Give the number of lines in the records below that include "NSFW". Reply with that number alone.

──────── Supplied material ────────

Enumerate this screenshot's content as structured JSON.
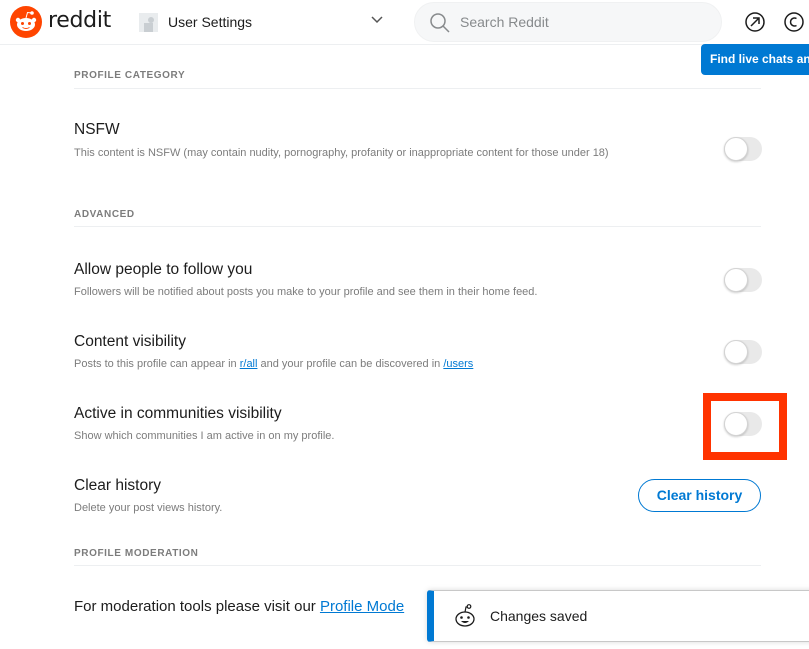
{
  "header": {
    "brand": "reddit",
    "page_title": "User Settings",
    "search_placeholder": "Search Reddit",
    "tooltip": "Find live chats and",
    "icons": [
      "reddit-logo-icon",
      "settings-avatar-icon",
      "chevron-down-icon",
      "search-icon",
      "popular-arrow-icon",
      "coins-icon"
    ]
  },
  "colors": {
    "brand": "#ff4500",
    "accent": "#0079d3",
    "highlight": "#ff3300"
  },
  "sections": {
    "profile_category": {
      "label": "PROFILE CATEGORY",
      "items": [
        {
          "title": "NSFW",
          "description": "This content is NSFW (may contain nudity, pornography, profanity or inappropriate content for those under 18)",
          "enabled": false
        }
      ]
    },
    "advanced": {
      "label": "ADVANCED",
      "items": [
        {
          "title": "Allow people to follow you",
          "description": "Followers will be notified about posts you make to your profile and see them in their home feed.",
          "enabled": false
        },
        {
          "title": "Content visibility",
          "description_prefix": "Posts to this profile can appear in ",
          "link1": "r/all",
          "description_middle": " and your profile can be discovered in ",
          "link2": "/users",
          "enabled": false
        },
        {
          "title": "Active in communities visibility",
          "description": "Show which communities I am active in on my profile.",
          "enabled": false,
          "highlighted": true
        },
        {
          "title": "Clear history",
          "description": "Delete your post views history.",
          "button_label": "Clear history"
        }
      ]
    },
    "profile_moderation": {
      "label": "PROFILE MODERATION",
      "text_prefix": "For moderation tools please visit our ",
      "link": "Profile Mode"
    }
  },
  "toast": {
    "message": "Changes saved"
  }
}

────────

### Answer to this exercise
2